*REQUEST*: Type out the complete listing below word for word, without its pictures.

*ENTRIES*:
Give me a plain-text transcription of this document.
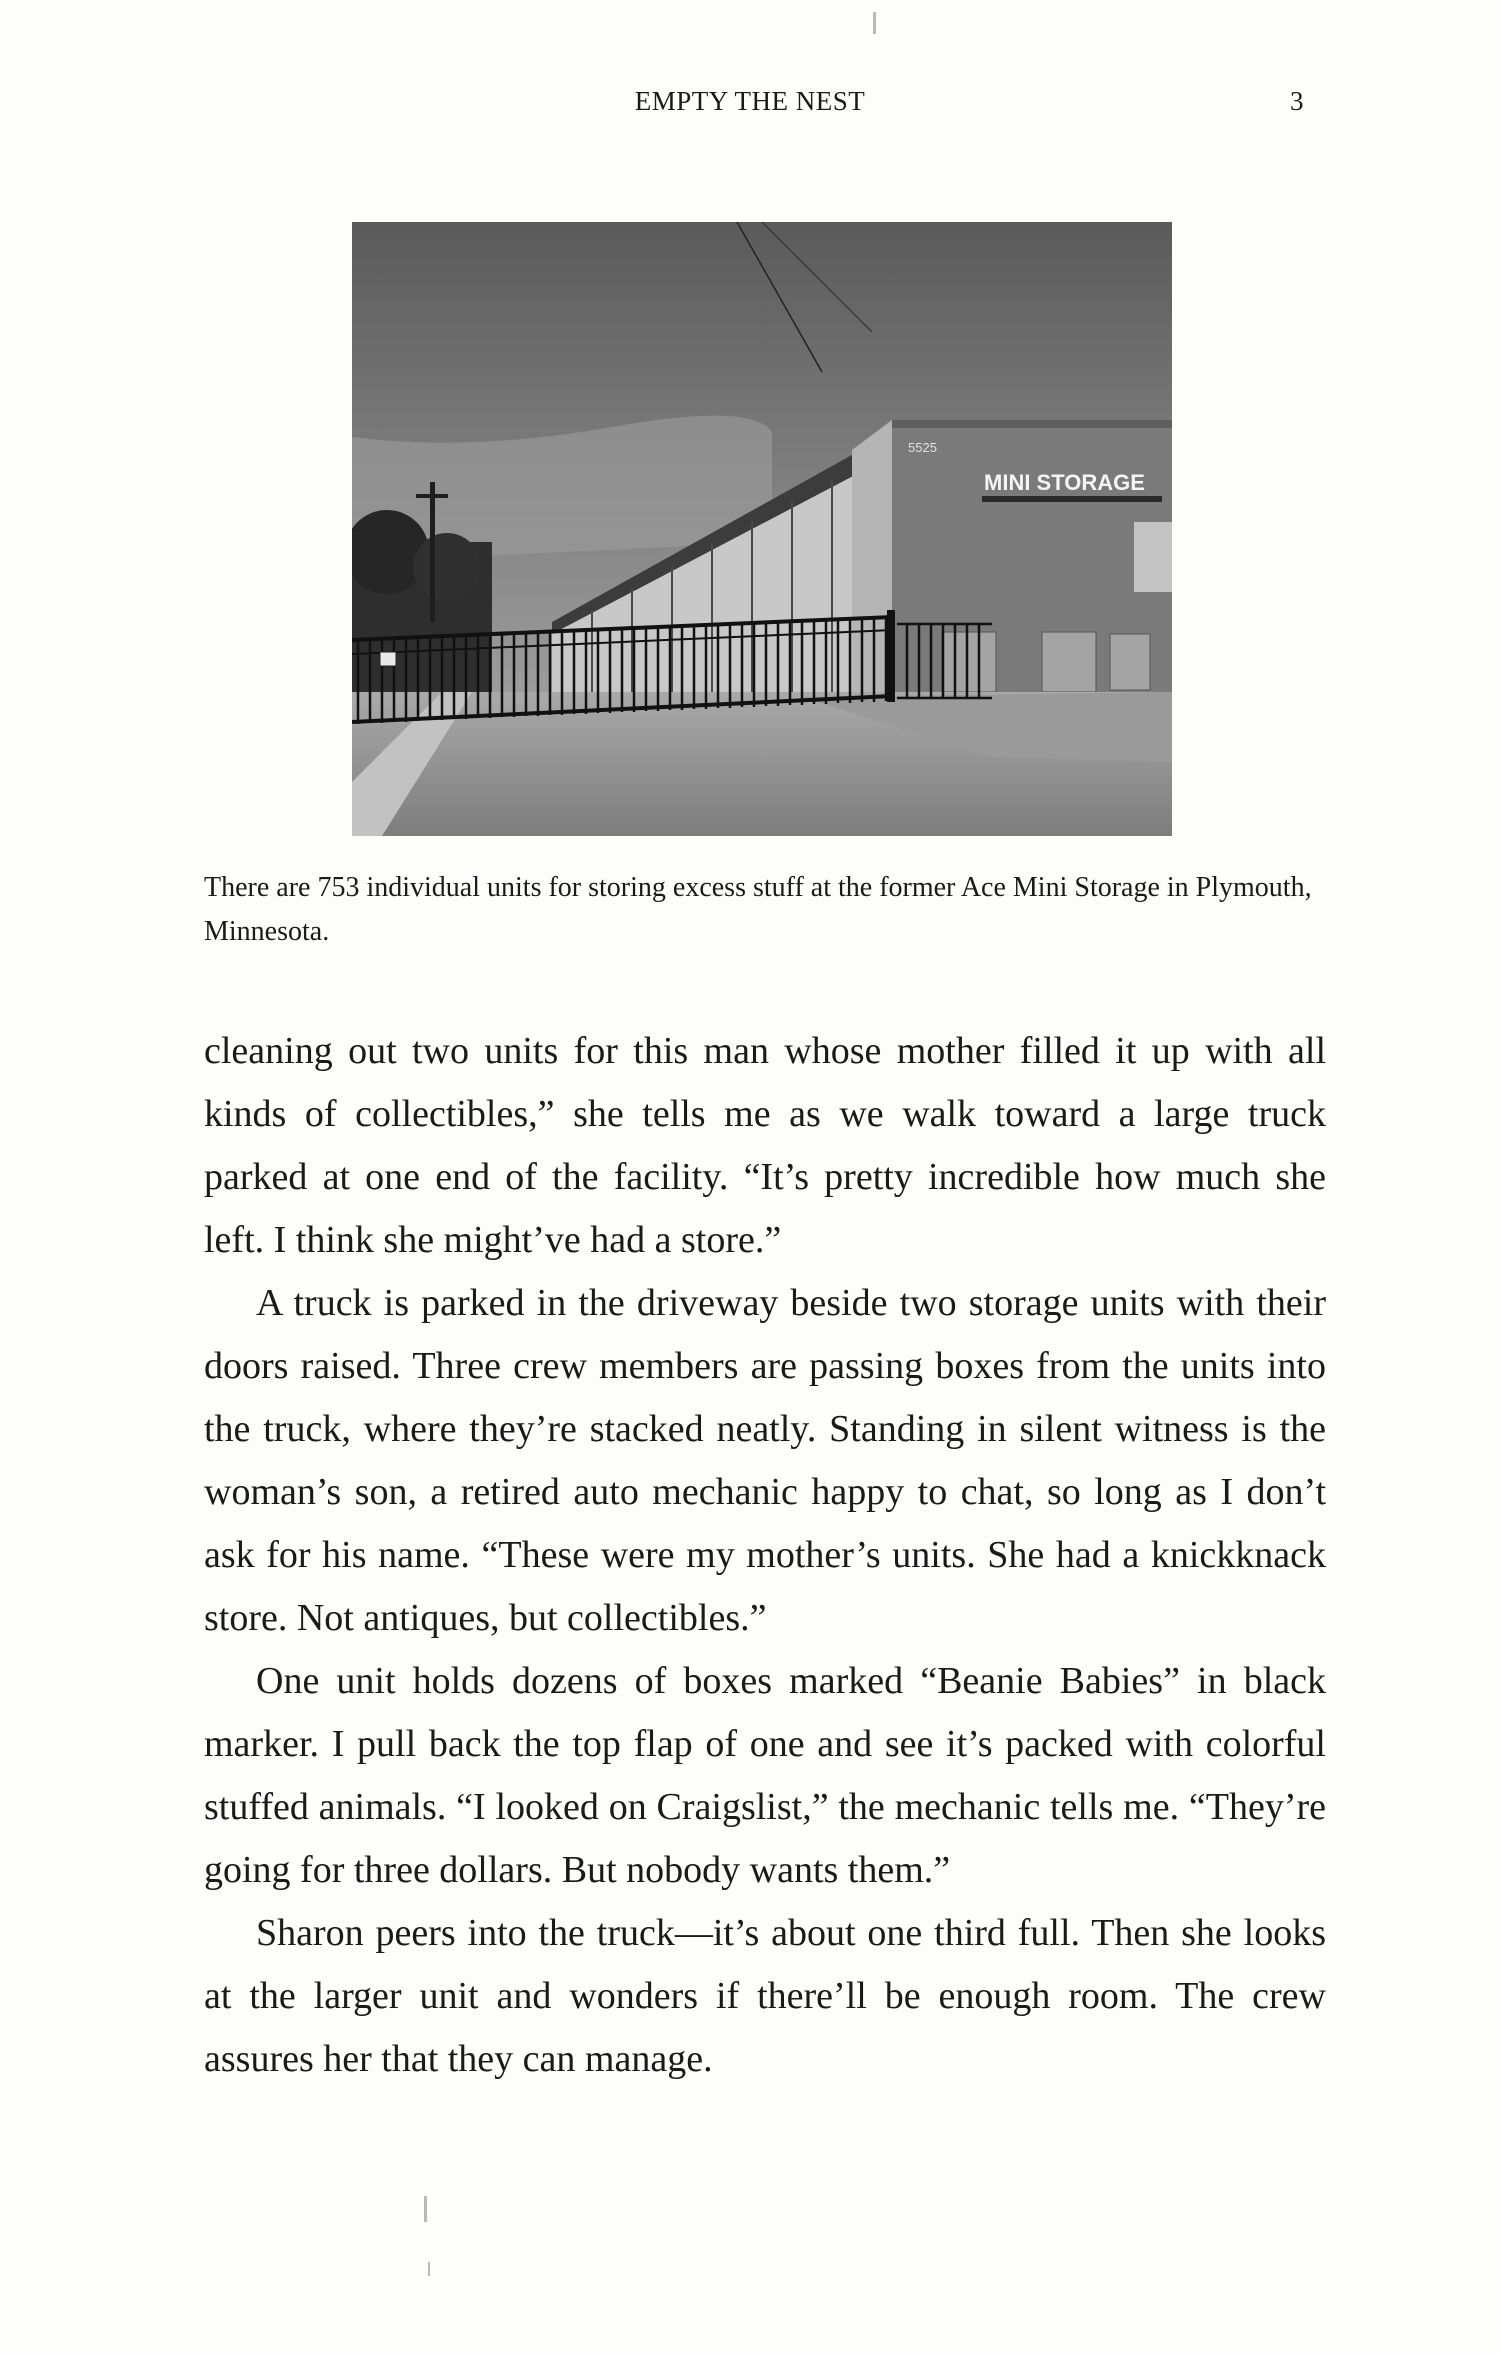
EMPTY THE NEST	3
5525
MINI STORAGE
There are 753 individual units for storing excess stuff at the former Ace Mini Storage in Plymouth, Minnesota.

cleaning out two units for this man whose mother filled it up with all kinds of collectibles,” she tells me as we walk toward a large truck parked at one end of the facility. “It’s pretty incredible how much she left. I think she might’ve had a store.”

A truck is parked in the driveway beside two storage units with their doors raised. Three crew members are passing boxes from the units into the truck, where they’re stacked neatly. Standing in silent witness is the woman’s son, a retired auto mechanic happy to chat, so long as I don’t ask for his name. “These were my mother’s units. She had a knickknack store. Not antiques, but collectibles.”

One unit holds dozens of boxes marked “Beanie Babies” in black marker. I pull back the top flap of one and see it’s packed with colorful stuffed animals. “I looked on Craigslist,” the mechanic tells me. “They’re going for three dollars. But nobody wants them.”

Sharon peers into the truck—it’s about one third full. Then she looks at the larger unit and wonders if there’ll be enough room. The crew assures her that they can manage.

*OUTPUT*:
Give me a plain-text transcription of this document.
EMPTY THE NEST	3
5525
MINI STORAGE
There are 753 individual units for storing excess stuff at the former Ace Mini Storage in Plymouth, Minnesota.

cleaning out two units for this man whose mother filled it up with all kinds of collectibles,” she tells me as we walk toward a large truck parked at one end of the facility. “It’s pretty incredible how much she left. I think she might’ve had a store.”

A truck is parked in the driveway beside two storage units with their doors raised. Three crew members are passing boxes from the units into the truck, where they’re stacked neatly. Standing in silent witness is the woman’s son, a retired auto mechanic happy to chat, so long as I don’t ask for his name. “These were my mother’s units. She had a knickknack store. Not antiques, but collectibles.”

One unit holds dozens of boxes marked “Beanie Babies” in black marker. I pull back the top flap of one and see it’s packed with colorful stuffed animals. “I looked on Craigslist,” the mechanic tells me. “They’re going for three dollars. But nobody wants them.”

Sharon peers into the truck—it’s about one third full. Then she looks at the larger unit and wonders if there’ll be enough room. The crew assures her that they can manage.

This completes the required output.